**Problem:**
Copy all lines of the listing that include the string "title".

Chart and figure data
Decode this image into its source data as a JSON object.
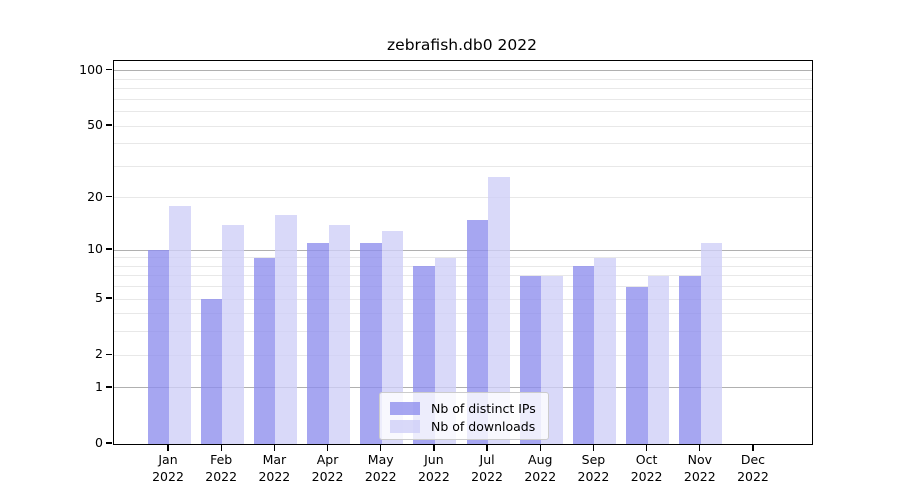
{
  "title": "zebrafish.db0 2022",
  "chart_data": {
    "type": "bar",
    "months": [
      "Jan",
      "Feb",
      "Mar",
      "Apr",
      "May",
      "Jun",
      "Jul",
      "Aug",
      "Sep",
      "Oct",
      "Nov",
      "Dec"
    ],
    "year": "2022",
    "categories": [
      "Jan 2022",
      "Feb 2022",
      "Mar 2022",
      "Apr 2022",
      "May 2022",
      "Jun 2022",
      "Jul 2022",
      "Aug 2022",
      "Sep 2022",
      "Oct 2022",
      "Nov 2022",
      "Dec 2022"
    ],
    "series": [
      {
        "name": "Nb of distinct IPs",
        "values": [
          10,
          5,
          9,
          11,
          11,
          8,
          15,
          7,
          8,
          6,
          7,
          0
        ],
        "fill": "#8d8ded",
        "fill_alpha": 0.78,
        "apparent_color": "#a6a6f1"
      },
      {
        "name": "Nb of downloads",
        "values": [
          18,
          14,
          16,
          14,
          13,
          9,
          26,
          7,
          9,
          7,
          11,
          0
        ],
        "fill": "#cecef7",
        "fill_alpha": 0.78,
        "apparent_color": "#d9d9f9"
      }
    ],
    "yscale": "log1p",
    "ylim": [
      0,
      113
    ],
    "yticks": [
      0,
      1,
      2,
      5,
      10,
      20,
      50,
      100
    ],
    "gridlines_major": [
      1,
      10,
      100
    ],
    "gridlines_minor": [
      2,
      3,
      4,
      5,
      6,
      7,
      8,
      9,
      20,
      30,
      40,
      50,
      60,
      70,
      80,
      90
    ],
    "grid": true,
    "legend_position": "inside-lower-center",
    "xlabel": "",
    "ylabel": ""
  },
  "colors": {
    "background": "#ffffff",
    "spine": "#000000",
    "grid_major": "#b0b0b0",
    "grid_minor": "#e8e8e8",
    "text": "#000000",
    "legend_border": "#cccccc"
  }
}
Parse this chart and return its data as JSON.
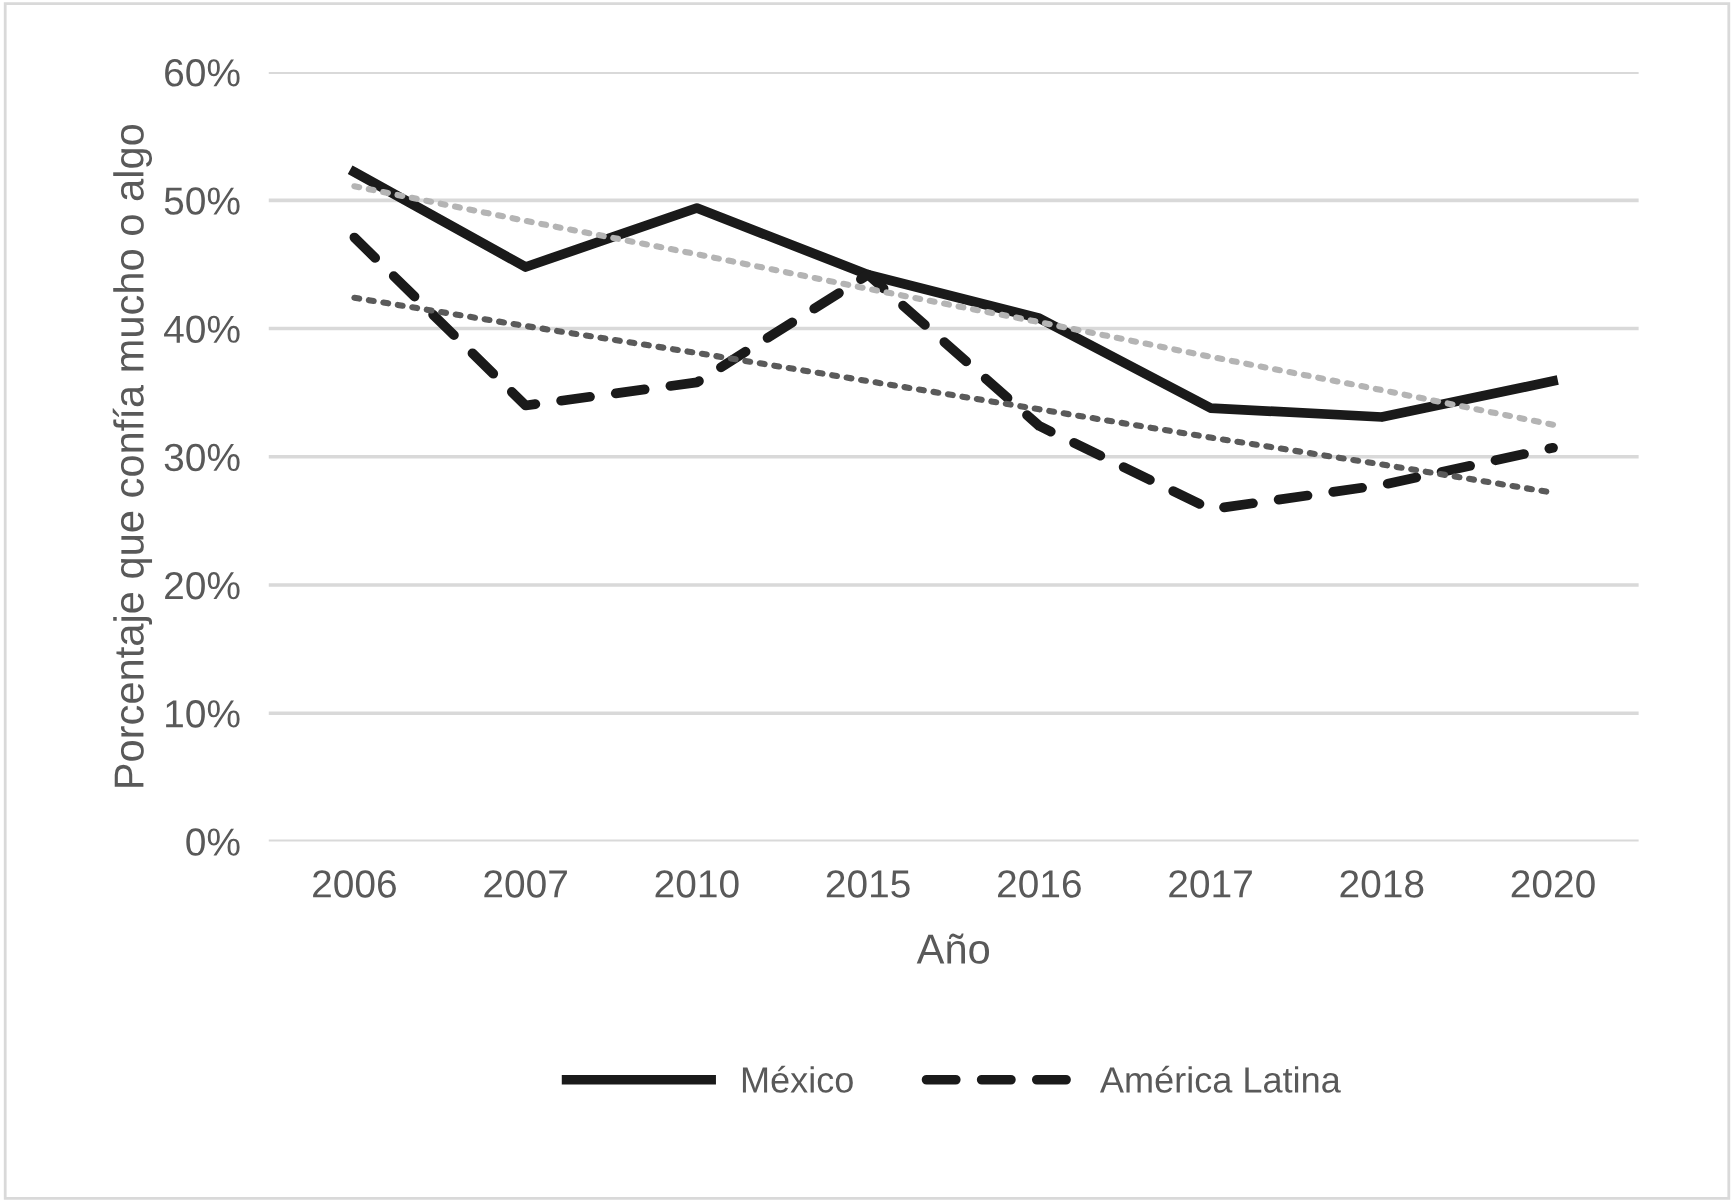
{
  "chart_data": {
    "type": "line",
    "xlabel": "Año",
    "ylabel": "Porcentaje que confía mucho o algo",
    "categories": [
      "2006",
      "2007",
      "2010",
      "2015",
      "2016",
      "2017",
      "2018",
      "2020"
    ],
    "series": [
      {
        "name": "México",
        "color": "#1a1a1a",
        "line_style": "solid",
        "values": [
          52.2,
          44.8,
          49.4,
          44.2,
          40.8,
          33.8,
          33.1,
          35.9
        ]
      },
      {
        "name": "América Latina",
        "color": "#1a1a1a",
        "line_style": "dashed",
        "values": [
          47.1,
          34.0,
          35.8,
          44.2,
          32.4,
          25.9,
          27.8,
          30.7
        ]
      },
      {
        "color": "#b4b4b4",
        "line_style": "dotted",
        "values": [
          51.1,
          48.4,
          45.8,
          43.1,
          40.5,
          37.8,
          35.2,
          32.5
        ]
      },
      {
        "color": "#5a5a5a",
        "line_style": "dotted",
        "values": [
          42.4,
          40.2,
          38.1,
          35.9,
          33.7,
          31.5,
          29.4,
          27.2
        ]
      }
    ],
    "ylim": [
      0,
      60
    ],
    "yticks": [
      {
        "value": 0,
        "label": "0%"
      },
      {
        "value": 10,
        "label": "10%"
      },
      {
        "value": 20,
        "label": "20%"
      },
      {
        "value": 30,
        "label": "30%"
      },
      {
        "value": 40,
        "label": "40%"
      },
      {
        "value": 50,
        "label": "50%"
      },
      {
        "value": 60,
        "label": "60%"
      }
    ],
    "grid": "y",
    "legend": "bottom",
    "marker": "none"
  }
}
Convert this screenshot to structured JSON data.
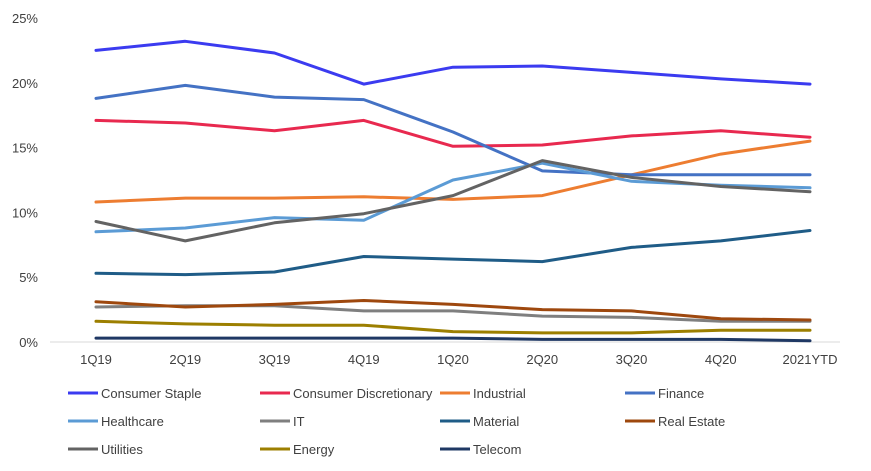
{
  "chart_data": {
    "type": "line",
    "categories": [
      "1Q19",
      "2Q19",
      "3Q19",
      "4Q19",
      "1Q20",
      "2Q20",
      "3Q20",
      "4Q20",
      "2021YTD"
    ],
    "ylim": [
      0,
      25
    ],
    "yticks": [
      "0%",
      "5%",
      "10%",
      "15%",
      "20%",
      "25%"
    ],
    "grid": false,
    "legend": "bottom",
    "series": [
      {
        "name": "Consumer Staple",
        "color": "#3b3bf0",
        "values": [
          22.5,
          23.2,
          22.3,
          19.9,
          21.2,
          21.3,
          20.8,
          20.3,
          19.9
        ]
      },
      {
        "name": "Consumer Discretionary",
        "color": "#e8294f",
        "values": [
          17.1,
          16.9,
          16.3,
          17.1,
          15.1,
          15.2,
          15.9,
          16.3,
          15.8
        ]
      },
      {
        "name": "Industrial",
        "color": "#ed7d31",
        "values": [
          10.8,
          11.1,
          11.1,
          11.2,
          11.0,
          11.3,
          12.9,
          14.5,
          15.5
        ]
      },
      {
        "name": "Finance",
        "color": "#4472c4",
        "values": [
          18.8,
          19.8,
          18.9,
          18.7,
          16.2,
          13.2,
          12.9,
          12.9,
          12.9
        ]
      },
      {
        "name": "Healthcare",
        "color": "#5b9bd5",
        "values": [
          8.5,
          8.8,
          9.6,
          9.4,
          12.5,
          13.8,
          12.4,
          12.1,
          11.9
        ]
      },
      {
        "name": "IT",
        "color": "#7f7f7f",
        "values": [
          2.7,
          2.8,
          2.8,
          2.4,
          2.4,
          2.0,
          1.9,
          1.6,
          1.6
        ]
      },
      {
        "name": "Material",
        "color": "#1f5c87",
        "values": [
          5.3,
          5.2,
          5.4,
          6.6,
          6.4,
          6.2,
          7.3,
          7.8,
          8.6
        ]
      },
      {
        "name": "Real Estate",
        "color": "#9e480e",
        "values": [
          3.1,
          2.7,
          2.9,
          3.2,
          2.9,
          2.5,
          2.4,
          1.8,
          1.7
        ]
      },
      {
        "name": "Utilities",
        "color": "#636363",
        "values": [
          9.3,
          7.8,
          9.2,
          9.9,
          11.3,
          14.0,
          12.7,
          12.0,
          11.6
        ]
      },
      {
        "name": "Energy",
        "color": "#9c7f00",
        "values": [
          1.6,
          1.4,
          1.3,
          1.3,
          0.8,
          0.7,
          0.7,
          0.9,
          0.9
        ]
      },
      {
        "name": "Telecom",
        "color": "#1f3864",
        "values": [
          0.3,
          0.3,
          0.3,
          0.3,
          0.3,
          0.2,
          0.2,
          0.2,
          0.1
        ]
      }
    ]
  }
}
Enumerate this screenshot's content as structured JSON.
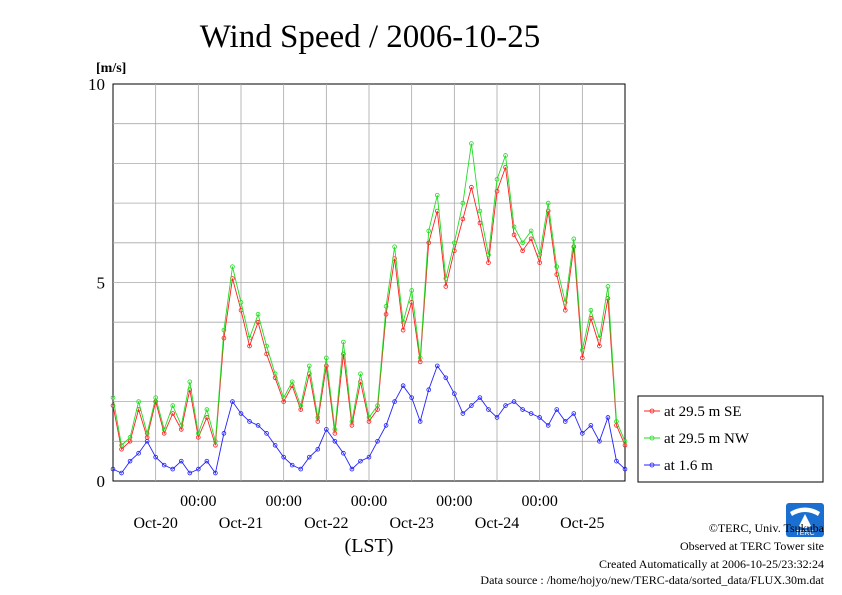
{
  "chart_data": {
    "type": "line",
    "title": "Wind Speed / 2006-10-25",
    "ylabel": "[m/s]",
    "xlabel": "(LST)",
    "ylim": [
      0,
      10
    ],
    "yticks": [
      "0",
      "5",
      "10"
    ],
    "xlim": [
      0,
      6
    ],
    "xtick_top": [
      "00:00",
      "00:00",
      "00:00",
      "00:00",
      "00:00"
    ],
    "xtick_bottom": [
      "Oct-20",
      "Oct-21",
      "Oct-22",
      "Oct-23",
      "Oct-24",
      "Oct-25"
    ],
    "grid": true,
    "legend_position": "right",
    "series": [
      {
        "name": "at 29.5 m SE",
        "color": "#ff2020",
        "x": [
          0.0,
          0.1,
          0.2,
          0.3,
          0.4,
          0.5,
          0.6,
          0.7,
          0.8,
          0.9,
          1.0,
          1.1,
          1.2,
          1.3,
          1.4,
          1.5,
          1.6,
          1.7,
          1.8,
          1.9,
          2.0,
          2.1,
          2.2,
          2.3,
          2.4,
          2.5,
          2.6,
          2.7,
          2.8,
          2.9,
          3.0,
          3.1,
          3.2,
          3.3,
          3.4,
          3.5,
          3.6,
          3.7,
          3.8,
          3.9,
          4.0,
          4.1,
          4.2,
          4.3,
          4.4,
          4.5,
          4.6,
          4.7,
          4.8,
          4.9,
          5.0,
          5.1,
          5.2,
          5.3,
          5.4,
          5.5,
          5.6,
          5.7,
          5.8,
          5.9,
          6.0
        ],
        "values": [
          1.9,
          0.8,
          1.0,
          1.8,
          1.1,
          2.0,
          1.2,
          1.7,
          1.3,
          2.3,
          1.1,
          1.6,
          0.9,
          3.6,
          5.1,
          4.3,
          3.4,
          4.0,
          3.2,
          2.6,
          2.0,
          2.4,
          1.8,
          2.7,
          1.5,
          2.9,
          1.2,
          3.2,
          1.4,
          2.5,
          1.5,
          1.8,
          4.2,
          5.6,
          3.8,
          4.5,
          3.0,
          6.0,
          6.8,
          4.9,
          5.8,
          6.6,
          7.4,
          6.5,
          5.5,
          7.3,
          7.9,
          6.2,
          5.8,
          6.1,
          5.5,
          6.8,
          5.2,
          4.3,
          5.9,
          3.1,
          4.1,
          3.4,
          4.6,
          1.4,
          0.9
        ]
      },
      {
        "name": "at 29.5 m NW",
        "color": "#22dd22",
        "x": [
          0.0,
          0.1,
          0.2,
          0.3,
          0.4,
          0.5,
          0.6,
          0.7,
          0.8,
          0.9,
          1.0,
          1.1,
          1.2,
          1.3,
          1.4,
          1.5,
          1.6,
          1.7,
          1.8,
          1.9,
          2.0,
          2.1,
          2.2,
          2.3,
          2.4,
          2.5,
          2.6,
          2.7,
          2.8,
          2.9,
          3.0,
          3.1,
          3.2,
          3.3,
          3.4,
          3.5,
          3.6,
          3.7,
          3.8,
          3.9,
          4.0,
          4.1,
          4.2,
          4.3,
          4.4,
          4.5,
          4.6,
          4.7,
          4.8,
          4.9,
          5.0,
          5.1,
          5.2,
          5.3,
          5.4,
          5.5,
          5.6,
          5.7,
          5.8,
          5.9,
          6.0
        ],
        "values": [
          2.1,
          0.9,
          1.1,
          2.0,
          1.2,
          2.1,
          1.3,
          1.9,
          1.4,
          2.5,
          1.2,
          1.8,
          1.0,
          3.8,
          5.4,
          4.5,
          3.6,
          4.2,
          3.4,
          2.7,
          2.1,
          2.5,
          1.9,
          2.9,
          1.6,
          3.1,
          1.3,
          3.5,
          1.5,
          2.7,
          1.6,
          1.9,
          4.4,
          5.9,
          4.0,
          4.8,
          3.1,
          6.3,
          7.2,
          5.1,
          6.0,
          7.0,
          8.5,
          6.8,
          5.7,
          7.6,
          8.2,
          6.4,
          6.0,
          6.3,
          5.7,
          7.0,
          5.4,
          4.5,
          6.1,
          3.3,
          4.3,
          3.6,
          4.9,
          1.5,
          1.0
        ]
      },
      {
        "name": "at 1.6 m",
        "color": "#2222ff",
        "x": [
          0.0,
          0.1,
          0.2,
          0.3,
          0.4,
          0.5,
          0.6,
          0.7,
          0.8,
          0.9,
          1.0,
          1.1,
          1.2,
          1.3,
          1.4,
          1.5,
          1.6,
          1.7,
          1.8,
          1.9,
          2.0,
          2.1,
          2.2,
          2.3,
          2.4,
          2.5,
          2.6,
          2.7,
          2.8,
          2.9,
          3.0,
          3.1,
          3.2,
          3.3,
          3.4,
          3.5,
          3.6,
          3.7,
          3.8,
          3.9,
          4.0,
          4.1,
          4.2,
          4.3,
          4.4,
          4.5,
          4.6,
          4.7,
          4.8,
          4.9,
          5.0,
          5.1,
          5.2,
          5.3,
          5.4,
          5.5,
          5.6,
          5.7,
          5.8,
          5.9,
          6.0
        ],
        "values": [
          0.3,
          0.2,
          0.5,
          0.7,
          1.0,
          0.6,
          0.4,
          0.3,
          0.5,
          0.2,
          0.3,
          0.5,
          0.2,
          1.2,
          2.0,
          1.7,
          1.5,
          1.4,
          1.2,
          0.9,
          0.6,
          0.4,
          0.3,
          0.6,
          0.8,
          1.3,
          1.0,
          0.7,
          0.3,
          0.5,
          0.6,
          1.0,
          1.4,
          2.0,
          2.4,
          2.1,
          1.5,
          2.3,
          2.9,
          2.6,
          2.2,
          1.7,
          1.9,
          2.1,
          1.8,
          1.6,
          1.9,
          2.0,
          1.8,
          1.7,
          1.6,
          1.4,
          1.8,
          1.5,
          1.7,
          1.2,
          1.4,
          1.0,
          1.6,
          0.5,
          0.3
        ]
      }
    ]
  },
  "credits": {
    "copyright": "©TERC, Univ. Tsukuba",
    "site": "Observed at TERC Tower site",
    "created": "Created Automatically at 2006-10-25/23:32:24",
    "source": "Data source : /home/hojyo/new/TERC-data/sorted_data/FLUX.30m.dat",
    "logo_text": "TERC"
  }
}
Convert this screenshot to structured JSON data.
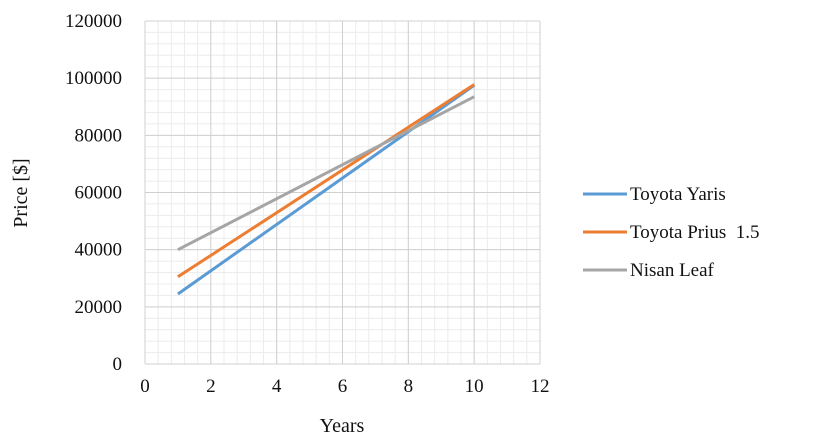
{
  "chart_data": {
    "type": "line",
    "title": "",
    "xlabel": "Years",
    "ylabel": "Price [$]",
    "xlim": [
      0,
      12
    ],
    "ylim": [
      0,
      120000
    ],
    "x_ticks": [
      0,
      2,
      4,
      6,
      8,
      10,
      12
    ],
    "y_ticks": [
      0,
      20000,
      40000,
      60000,
      80000,
      100000,
      120000
    ],
    "grid": true,
    "legend_position": "right",
    "series": [
      {
        "name": "Toyota Yaris",
        "color": "#5b9bd5",
        "x": [
          1,
          10
        ],
        "values": [
          24500,
          97500
        ]
      },
      {
        "name": "Toyota Prius  1.5",
        "color": "#ed7d31",
        "x": [
          1,
          10
        ],
        "values": [
          30500,
          97800
        ]
      },
      {
        "name": "Nisan Leaf",
        "color": "#a5a5a5",
        "x": [
          1,
          10
        ],
        "values": [
          40000,
          93500
        ]
      }
    ]
  }
}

**Correct answer:**
  "title": "zebrafish.db0 2022",
    "title": "Wind Speed / 2006-10-25",
    "title": "",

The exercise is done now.